| Exercise |
Please continue the passage on sweet oranges and their green rinds from its last sentence; the rows after it are not part of the passage.

| Text provided |

The sweet orange trees (Citrus sinensis) familiar to us all are hybrids descended from Moroccan tangerine trees (Citrus tangerina) and Malaysian pomelos (Citrus maxima). They grow in tropical or subtropical climates, like those in parts of USDA plant hardiness zones 9 through 11. Thirty percent of commercially grown oranges come from Brazil.
U.S. Orange Production
In the United States, commercial orange growers are concentrated in:
Most of Florida’s crop goes to the juice market. The other three states provide fresh oranges that are almost always picked and shipped when green.
What Makes Oranges Green?
Orange rinds contain two pigments: green chlorophyll and orange carotenoids. When they’re expose to temperatures below 55°F (12.7°C) for long enough, the green chlorophyll breaks down and the orange carotenoids surfaces in a process called “degreening.” In tropical countries, orange rinds may be permanently green – even when completely ripe.
Expert gardener’s tip: A tree’s age and the size of its crop may also influence how quickly its fruit degreens. The color change occurs fastest on younger, heavily bearing trees.

| Dataset records |
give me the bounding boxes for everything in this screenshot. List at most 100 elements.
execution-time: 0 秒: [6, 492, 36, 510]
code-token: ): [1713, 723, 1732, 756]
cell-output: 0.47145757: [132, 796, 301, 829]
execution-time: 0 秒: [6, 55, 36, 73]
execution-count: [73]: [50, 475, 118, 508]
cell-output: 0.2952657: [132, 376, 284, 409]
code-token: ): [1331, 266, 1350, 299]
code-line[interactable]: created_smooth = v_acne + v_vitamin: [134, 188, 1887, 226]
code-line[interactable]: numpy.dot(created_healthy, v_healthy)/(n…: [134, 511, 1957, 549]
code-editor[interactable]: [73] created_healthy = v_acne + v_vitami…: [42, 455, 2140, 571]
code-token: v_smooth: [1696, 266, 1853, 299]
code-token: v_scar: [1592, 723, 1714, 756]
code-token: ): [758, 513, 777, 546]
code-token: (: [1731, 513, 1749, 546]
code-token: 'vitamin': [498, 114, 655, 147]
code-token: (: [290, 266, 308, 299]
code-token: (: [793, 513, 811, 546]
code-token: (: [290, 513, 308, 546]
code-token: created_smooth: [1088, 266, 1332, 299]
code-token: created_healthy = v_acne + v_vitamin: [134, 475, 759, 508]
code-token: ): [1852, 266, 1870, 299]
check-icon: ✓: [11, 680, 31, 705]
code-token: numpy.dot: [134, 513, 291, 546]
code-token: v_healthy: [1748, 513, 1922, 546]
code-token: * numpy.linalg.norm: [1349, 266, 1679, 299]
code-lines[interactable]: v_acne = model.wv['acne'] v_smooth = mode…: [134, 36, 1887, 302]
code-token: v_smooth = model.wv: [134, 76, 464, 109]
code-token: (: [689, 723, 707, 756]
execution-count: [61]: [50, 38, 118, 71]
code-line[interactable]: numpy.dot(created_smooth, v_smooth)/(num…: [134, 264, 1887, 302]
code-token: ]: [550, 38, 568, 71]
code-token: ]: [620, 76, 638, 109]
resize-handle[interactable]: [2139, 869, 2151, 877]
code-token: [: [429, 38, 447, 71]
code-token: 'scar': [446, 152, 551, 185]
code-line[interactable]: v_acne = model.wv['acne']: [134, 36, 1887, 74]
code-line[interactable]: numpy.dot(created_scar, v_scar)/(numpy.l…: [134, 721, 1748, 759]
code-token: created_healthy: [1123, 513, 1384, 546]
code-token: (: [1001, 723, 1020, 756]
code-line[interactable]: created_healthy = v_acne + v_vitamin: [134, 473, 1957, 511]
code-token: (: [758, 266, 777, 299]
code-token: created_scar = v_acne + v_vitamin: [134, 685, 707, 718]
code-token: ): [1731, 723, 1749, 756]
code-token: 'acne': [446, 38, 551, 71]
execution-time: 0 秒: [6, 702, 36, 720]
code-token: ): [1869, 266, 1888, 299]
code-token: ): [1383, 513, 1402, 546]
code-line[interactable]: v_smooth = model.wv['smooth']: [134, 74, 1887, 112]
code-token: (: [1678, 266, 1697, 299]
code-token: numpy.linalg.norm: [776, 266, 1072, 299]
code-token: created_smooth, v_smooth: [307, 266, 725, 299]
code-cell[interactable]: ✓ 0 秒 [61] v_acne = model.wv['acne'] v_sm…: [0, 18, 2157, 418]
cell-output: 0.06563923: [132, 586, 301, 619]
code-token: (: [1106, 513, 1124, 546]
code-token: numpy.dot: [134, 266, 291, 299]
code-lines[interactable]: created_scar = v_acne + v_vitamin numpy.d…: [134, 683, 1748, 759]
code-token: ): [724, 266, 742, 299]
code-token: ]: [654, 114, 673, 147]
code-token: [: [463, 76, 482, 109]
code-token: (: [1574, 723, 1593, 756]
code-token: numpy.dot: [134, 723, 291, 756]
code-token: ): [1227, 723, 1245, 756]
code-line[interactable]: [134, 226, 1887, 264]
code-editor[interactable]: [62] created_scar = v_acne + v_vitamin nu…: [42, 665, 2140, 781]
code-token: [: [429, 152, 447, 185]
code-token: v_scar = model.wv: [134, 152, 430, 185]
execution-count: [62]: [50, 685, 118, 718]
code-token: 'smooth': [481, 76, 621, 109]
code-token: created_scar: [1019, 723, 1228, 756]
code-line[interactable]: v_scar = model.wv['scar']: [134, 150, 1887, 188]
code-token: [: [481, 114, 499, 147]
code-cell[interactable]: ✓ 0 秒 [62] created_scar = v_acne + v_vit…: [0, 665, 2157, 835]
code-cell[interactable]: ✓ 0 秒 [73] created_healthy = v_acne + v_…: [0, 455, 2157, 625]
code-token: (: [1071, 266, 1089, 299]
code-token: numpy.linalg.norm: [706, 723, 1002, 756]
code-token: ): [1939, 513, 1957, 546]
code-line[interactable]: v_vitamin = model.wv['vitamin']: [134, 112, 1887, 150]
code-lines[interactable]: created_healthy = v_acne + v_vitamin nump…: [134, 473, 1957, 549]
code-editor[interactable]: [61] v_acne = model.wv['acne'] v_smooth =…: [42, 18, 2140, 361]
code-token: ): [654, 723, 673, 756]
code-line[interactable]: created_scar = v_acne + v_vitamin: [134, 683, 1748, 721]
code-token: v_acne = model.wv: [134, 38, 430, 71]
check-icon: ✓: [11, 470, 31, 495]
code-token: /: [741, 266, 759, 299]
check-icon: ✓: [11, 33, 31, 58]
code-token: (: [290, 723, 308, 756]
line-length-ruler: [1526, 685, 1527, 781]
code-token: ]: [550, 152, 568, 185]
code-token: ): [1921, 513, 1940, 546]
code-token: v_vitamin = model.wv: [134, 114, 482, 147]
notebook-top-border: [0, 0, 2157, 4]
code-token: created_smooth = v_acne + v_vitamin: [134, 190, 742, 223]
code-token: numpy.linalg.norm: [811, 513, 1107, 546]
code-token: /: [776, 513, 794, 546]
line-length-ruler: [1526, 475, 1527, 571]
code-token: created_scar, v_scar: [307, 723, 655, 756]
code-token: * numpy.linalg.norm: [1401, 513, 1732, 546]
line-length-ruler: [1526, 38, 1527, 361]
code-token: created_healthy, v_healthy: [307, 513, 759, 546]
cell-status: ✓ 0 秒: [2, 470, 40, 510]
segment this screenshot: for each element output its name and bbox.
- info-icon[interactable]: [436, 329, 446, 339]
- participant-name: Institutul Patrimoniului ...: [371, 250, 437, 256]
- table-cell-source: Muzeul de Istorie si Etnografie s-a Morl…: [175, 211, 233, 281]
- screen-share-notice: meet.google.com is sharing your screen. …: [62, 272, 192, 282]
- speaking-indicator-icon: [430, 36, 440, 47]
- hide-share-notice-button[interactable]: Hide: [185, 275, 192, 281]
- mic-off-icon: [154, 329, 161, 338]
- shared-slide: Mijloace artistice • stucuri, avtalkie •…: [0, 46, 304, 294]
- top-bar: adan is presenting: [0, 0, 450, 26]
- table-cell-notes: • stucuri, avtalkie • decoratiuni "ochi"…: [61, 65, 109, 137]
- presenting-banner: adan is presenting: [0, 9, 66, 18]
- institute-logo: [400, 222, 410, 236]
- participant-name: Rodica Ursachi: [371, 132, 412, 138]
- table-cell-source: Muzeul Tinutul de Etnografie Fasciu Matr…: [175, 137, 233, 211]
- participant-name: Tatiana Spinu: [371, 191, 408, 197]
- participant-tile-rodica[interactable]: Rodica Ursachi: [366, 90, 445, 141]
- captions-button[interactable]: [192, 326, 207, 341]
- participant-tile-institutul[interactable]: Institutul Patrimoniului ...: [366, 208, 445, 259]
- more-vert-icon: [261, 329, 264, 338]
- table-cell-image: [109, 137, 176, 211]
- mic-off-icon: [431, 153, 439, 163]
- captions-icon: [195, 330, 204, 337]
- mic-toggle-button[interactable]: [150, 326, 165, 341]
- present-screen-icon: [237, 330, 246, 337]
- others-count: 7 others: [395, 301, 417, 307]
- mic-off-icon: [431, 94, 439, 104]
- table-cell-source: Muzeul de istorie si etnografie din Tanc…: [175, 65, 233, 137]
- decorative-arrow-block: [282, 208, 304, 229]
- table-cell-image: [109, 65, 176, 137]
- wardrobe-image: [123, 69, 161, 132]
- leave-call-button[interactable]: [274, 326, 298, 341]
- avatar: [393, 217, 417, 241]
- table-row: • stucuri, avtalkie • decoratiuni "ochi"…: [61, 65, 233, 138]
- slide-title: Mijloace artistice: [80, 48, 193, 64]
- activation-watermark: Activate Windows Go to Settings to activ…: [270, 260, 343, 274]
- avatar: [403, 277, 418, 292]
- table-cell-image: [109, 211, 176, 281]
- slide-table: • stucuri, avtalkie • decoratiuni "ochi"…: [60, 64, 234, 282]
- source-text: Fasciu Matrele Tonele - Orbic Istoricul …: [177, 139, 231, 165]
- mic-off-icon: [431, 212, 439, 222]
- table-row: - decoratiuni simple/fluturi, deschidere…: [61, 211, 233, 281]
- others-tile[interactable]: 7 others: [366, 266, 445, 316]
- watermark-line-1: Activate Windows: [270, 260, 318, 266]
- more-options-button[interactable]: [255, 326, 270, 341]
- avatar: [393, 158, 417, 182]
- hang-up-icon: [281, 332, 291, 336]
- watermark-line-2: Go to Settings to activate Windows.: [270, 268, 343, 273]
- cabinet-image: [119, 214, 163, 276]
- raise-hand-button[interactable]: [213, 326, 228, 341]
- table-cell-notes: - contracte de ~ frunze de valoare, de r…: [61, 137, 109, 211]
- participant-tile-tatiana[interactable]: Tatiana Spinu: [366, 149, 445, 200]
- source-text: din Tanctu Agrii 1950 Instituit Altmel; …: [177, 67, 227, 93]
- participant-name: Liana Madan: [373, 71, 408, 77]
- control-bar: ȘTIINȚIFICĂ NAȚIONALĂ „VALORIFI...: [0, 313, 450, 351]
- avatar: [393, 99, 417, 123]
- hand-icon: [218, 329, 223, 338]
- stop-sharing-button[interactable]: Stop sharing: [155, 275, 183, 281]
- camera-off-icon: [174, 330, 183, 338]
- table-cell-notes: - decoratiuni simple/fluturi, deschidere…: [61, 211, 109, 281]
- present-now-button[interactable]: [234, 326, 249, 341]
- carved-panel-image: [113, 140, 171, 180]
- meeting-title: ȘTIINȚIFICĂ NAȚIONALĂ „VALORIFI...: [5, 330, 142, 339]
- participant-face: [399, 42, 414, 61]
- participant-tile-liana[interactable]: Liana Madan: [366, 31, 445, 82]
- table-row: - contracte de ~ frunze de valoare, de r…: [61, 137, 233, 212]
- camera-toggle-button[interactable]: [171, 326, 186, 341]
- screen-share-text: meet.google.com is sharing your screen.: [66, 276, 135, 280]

| Reply |
Florida’s Navel oranges are sweet and juicy enough to harvest in October. But the cold nights they need to degreen usually don’t arrive until mid-December. The only solution is to pick the green fruit and degreen it artificially at processing plants before shipping it to market.
Like all citrus, oranges stop ripening as soon as they’re picked. So the color change they undergo at the processing plants is strictly cosmetic.
The Ethylene Gas Transformation
The degreening takes place in special rooms with temperatures between 82° and 85°F (27.8° and 29.4°C) and 90- to 95-percent relative humidity. A small amount of ethylene gas released into the air degrades the peels’ chlorophyll until their color is the sunny orange we’ve come to expect.
The Dye Job
As an alternative to ethylene gassing, the FDA allows any ripe, green oranges not intended for processing to have their rinds dyed orange with Citrus Red #2. The catch is that their labels or displays must clearly let the customers know they’re artificially colored.
Valencia Oranges and Regreening
Every rule has its exceptions, and in this case the honor goes to Valencia oranges (Citrus sinensis ‘Valencia’). Besides accounting for most of the U.S.’ commercial crop, Valencias are the only summer-ripening oranges.
Even after they degreen from the cold, growers often leave Valencias on the tree for another six months. When exposed to the spring and summer sun, their rinds start to reabsorb chlorophyll and turn green. Their pulp, however, gets even juicier and sweeter. This is the “regreening“ phenomenon.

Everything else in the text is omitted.